Please give the data below again in full, exactly as it stands.
## START DATA TO PROCESS
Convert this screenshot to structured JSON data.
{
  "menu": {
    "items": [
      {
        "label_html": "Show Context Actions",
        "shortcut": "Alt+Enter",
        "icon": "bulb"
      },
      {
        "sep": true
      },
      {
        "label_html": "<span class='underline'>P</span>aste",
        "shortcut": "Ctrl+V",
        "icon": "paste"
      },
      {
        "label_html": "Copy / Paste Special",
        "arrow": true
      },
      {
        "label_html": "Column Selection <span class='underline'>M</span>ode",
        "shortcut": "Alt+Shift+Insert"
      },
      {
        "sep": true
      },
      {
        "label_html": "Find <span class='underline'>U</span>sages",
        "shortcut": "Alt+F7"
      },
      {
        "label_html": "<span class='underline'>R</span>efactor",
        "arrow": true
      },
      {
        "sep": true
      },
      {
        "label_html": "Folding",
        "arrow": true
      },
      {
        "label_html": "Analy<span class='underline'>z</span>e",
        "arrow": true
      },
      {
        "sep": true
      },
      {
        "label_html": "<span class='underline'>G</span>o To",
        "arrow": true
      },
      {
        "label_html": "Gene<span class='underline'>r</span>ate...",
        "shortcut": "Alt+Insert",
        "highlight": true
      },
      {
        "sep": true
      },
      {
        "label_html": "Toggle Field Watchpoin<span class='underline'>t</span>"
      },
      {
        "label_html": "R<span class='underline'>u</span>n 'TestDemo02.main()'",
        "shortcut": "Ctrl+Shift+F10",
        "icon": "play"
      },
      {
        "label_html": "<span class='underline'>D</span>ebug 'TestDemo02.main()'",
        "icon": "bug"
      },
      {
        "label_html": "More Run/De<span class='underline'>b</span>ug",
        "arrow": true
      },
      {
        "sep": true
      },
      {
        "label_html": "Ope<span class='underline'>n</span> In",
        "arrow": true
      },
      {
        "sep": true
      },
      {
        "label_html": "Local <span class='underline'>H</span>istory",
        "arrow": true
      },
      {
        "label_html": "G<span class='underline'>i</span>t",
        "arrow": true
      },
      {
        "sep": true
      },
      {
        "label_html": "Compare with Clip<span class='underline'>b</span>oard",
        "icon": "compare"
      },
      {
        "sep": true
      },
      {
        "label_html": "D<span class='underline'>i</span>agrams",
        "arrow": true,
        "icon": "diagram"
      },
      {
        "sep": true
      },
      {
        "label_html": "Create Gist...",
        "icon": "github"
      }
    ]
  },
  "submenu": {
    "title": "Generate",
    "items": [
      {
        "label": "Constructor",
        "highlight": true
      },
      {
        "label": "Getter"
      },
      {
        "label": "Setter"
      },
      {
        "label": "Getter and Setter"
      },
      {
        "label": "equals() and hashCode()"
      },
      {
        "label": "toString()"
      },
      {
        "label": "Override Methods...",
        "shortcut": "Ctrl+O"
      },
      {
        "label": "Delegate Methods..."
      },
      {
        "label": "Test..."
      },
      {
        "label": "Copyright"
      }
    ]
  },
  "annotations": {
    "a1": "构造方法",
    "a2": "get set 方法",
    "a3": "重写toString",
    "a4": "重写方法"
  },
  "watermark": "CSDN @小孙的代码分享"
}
## END DATA TO PROCESS
### SOLUTION TO THIS TASK:
Convert this screenshot to structured JSON data.
{
  "menu": {
    "items": [
      {
        "label_html": "Show Context Actions",
        "shortcut": "Alt+Enter",
        "icon": "bulb"
      },
      {
        "sep": true
      },
      {
        "label_html": "<span class='underline'>P</span>aste",
        "shortcut": "Ctrl+V",
        "icon": "paste"
      },
      {
        "label_html": "Copy / Paste Special",
        "arrow": true
      },
      {
        "label_html": "Column Selection <span class='underline'>M</span>ode",
        "shortcut": "Alt+Shift+Insert"
      },
      {
        "sep": true
      },
      {
        "label_html": "Find <span class='underline'>U</span>sages",
        "shortcut": "Alt+F7"
      },
      {
        "label_html": "<span class='underline'>R</span>efactor",
        "arrow": true
      },
      {
        "sep": true
      },
      {
        "label_html": "Folding",
        "arrow": true
      },
      {
        "label_html": "Analy<span class='underline'>z</span>e",
        "arrow": true
      },
      {
        "sep": true
      },
      {
        "label_html": "<span class='underline'>G</span>o To",
        "arrow": true
      },
      {
        "label_html": "Gene<span class='underline'>r</span>ate...",
        "shortcut": "Alt+Insert",
        "highlight": true
      },
      {
        "sep": true
      },
      {
        "label_html": "Toggle Field Watchpoin<span class='underline'>t</span>"
      },
      {
        "label_html": "R<span class='underline'>u</span>n 'TestDemo02.main()'",
        "shortcut": "Ctrl+Shift+F10",
        "icon": "play"
      },
      {
        "label_html": "<span class='underline'>D</span>ebug 'TestDemo02.main()'",
        "icon": "bug"
      },
      {
        "label_html": "More Run/De<span class='underline'>b</span>ug",
        "arrow": true
      },
      {
        "sep": true
      },
      {
        "label_html": "Ope<span class='underline'>n</span> In",
        "arrow": true
      },
      {
        "sep": true
      },
      {
        "label_html": "Local <span class='underline'>H</span>istory",
        "arrow": true
      },
      {
        "label_html": "G<span class='underline'>i</span>t",
        "arrow": true
      },
      {
        "sep": true
      },
      {
        "label_html": "Compare with Clip<span class='underline'>b</span>oard",
        "icon": "compare"
      },
      {
        "sep": true
      },
      {
        "label_html": "D<span class='underline'>i</span>agrams",
        "arrow": true,
        "icon": "diagram"
      },
      {
        "sep": true
      },
      {
        "label_html": "Create Gist...",
        "icon": "github"
      }
    ]
  },
  "submenu": {
    "title": "Generate",
    "items": [
      {
        "label": "Constructor",
        "highlight": true
      },
      {
        "label": "Getter"
      },
      {
        "label": "Setter"
      },
      {
        "label": "Getter and Setter"
      },
      {
        "label": "equals() and hashCode()"
      },
      {
        "label": "toString()"
      },
      {
        "label": "Override Methods...",
        "shortcut": "Ctrl+O"
      },
      {
        "label": "Delegate Methods..."
      },
      {
        "label": "Test..."
      },
      {
        "label": "Copyright"
      }
    ]
  },
  "annotations": {
    "a1": "构造方法",
    "a2": "get set 方法",
    "a3": "重写toString",
    "a4": "重写方法"
  },
  "watermark": "CSDN @小孙的代码分享"
}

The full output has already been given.